Stored dataset items:
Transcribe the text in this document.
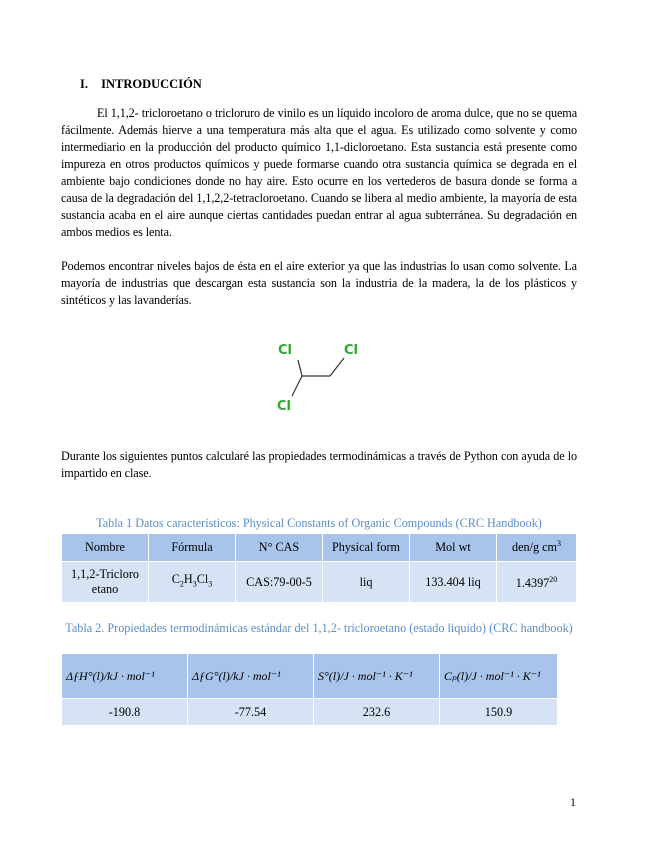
I. INTRODUCCIÓN

El 1,1,2- tricloroetano o tricloruro de vinilo es un líquido incoloro de aroma dulce, que no se quema fácilmente. Además hierve a una temperatura más alta que el agua. Es utilizado como solvente y como intermediario en la producción del producto químico 1,1-dicloroetano. Esta sustancia está presente como impureza en otros productos químicos y puede formarse cuando otra sustancia química se degrada en el ambiente bajo condiciones donde no hay aire. Esto ocurre en los vertederos de basura donde se forma a causa de la degradación del 1,1,2,2-tetracloroetano. Cuando se libera al medio ambiente, la mayoría de esta sustancia acaba en el aire aunque ciertas cantidades puedan entrar al agua subterránea. Su degradación en ambos medios es lenta.

Podemos encontrar niveles bajos de ésta en el aire exterior ya que las industrias lo usan como solvente. La mayoría de industrias que descargan esta sustancia son la industria de la madera, la de los plásticos y sintéticos y las lavanderías.

Cl	Cl
Cl

Durante los siguientes puntos calcularé las propiedades termodinámicas a través de Python con ayuda de lo impartido en clase.

Tabla 1 Datos característicos: Physical Constants of Organic Compounds (CRC Handbook)
Nombre	Fórmula	N° CAS	Physical form	Mol wt	den/g $cm^3$
1,1,2-Tricloro etano	$C_2H_3Cl_3$	CAS:79-00-5	liq	133.404 liq	1.4397$^{20}$
Tabla 2. Propiedades termodinámicas estándar del 1,1,2- tricloroetano (estado liquido) (CRC handbook)
ΔƒH°(l)/kJ · mol⁻¹	ΔƒG°(l)/kJ · mol⁻¹	S°(l)/J · mol⁻¹ · K⁻¹	Cₚ(l)/J · mol⁻¹ · K⁻¹
-190.8	-77.54	232.6	150.9
1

Exercise details: Without the pictures, transcribe the listing above exactly.

The output:
Transcribe the text in this document.
I. INTRODUCCIÓN

El 1,1,2- tricloroetano o tricloruro de vinilo es un líquido incoloro de aroma dulce, que no se quema fácilmente. Además hierve a una temperatura más alta que el agua. Es utilizado como solvente y como intermediario en la producción del producto químico 1,1-dicloroetano. Esta sustancia está presente como impureza en otros productos químicos y puede formarse cuando otra sustancia química se degrada en el ambiente bajo condiciones donde no hay aire. Esto ocurre en los vertederos de basura donde se forma a causa de la degradación del 1,1,2,2-tetracloroetano. Cuando se libera al medio ambiente, la mayoría de esta sustancia acaba en el aire aunque ciertas cantidades puedan entrar al agua subterránea. Su degradación en ambos medios es lenta.

Podemos encontrar niveles bajos de ésta en el aire exterior ya que las industrias lo usan como solvente. La mayoría de industrias que descargan esta sustancia son la industria de la madera, la de los plásticos y sintéticos y las lavanderías.

Cl	Cl
Cl

Durante los siguientes puntos calcularé las propiedades termodinámicas a través de Python con ayuda de lo impartido en clase.

Tabla 1 Datos característicos: Physical Constants of Organic Compounds (CRC Handbook)
Nombre	Fórmula	N° CAS	Physical form	Mol wt	den/g $cm^3$
1,1,2-Tricloro etano	$C_2H_3Cl_3$	CAS:79-00-5	liq	133.404 liq	1.4397$^{20}$
Tabla 2. Propiedades termodinámicas estándar del 1,1,2- tricloroetano (estado liquido) (CRC handbook)
ΔƒH°(l)/kJ · mol⁻¹	ΔƒG°(l)/kJ · mol⁻¹	S°(l)/J · mol⁻¹ · K⁻¹	Cₚ(l)/J · mol⁻¹ · K⁻¹
-190.8	-77.54	232.6	150.9
1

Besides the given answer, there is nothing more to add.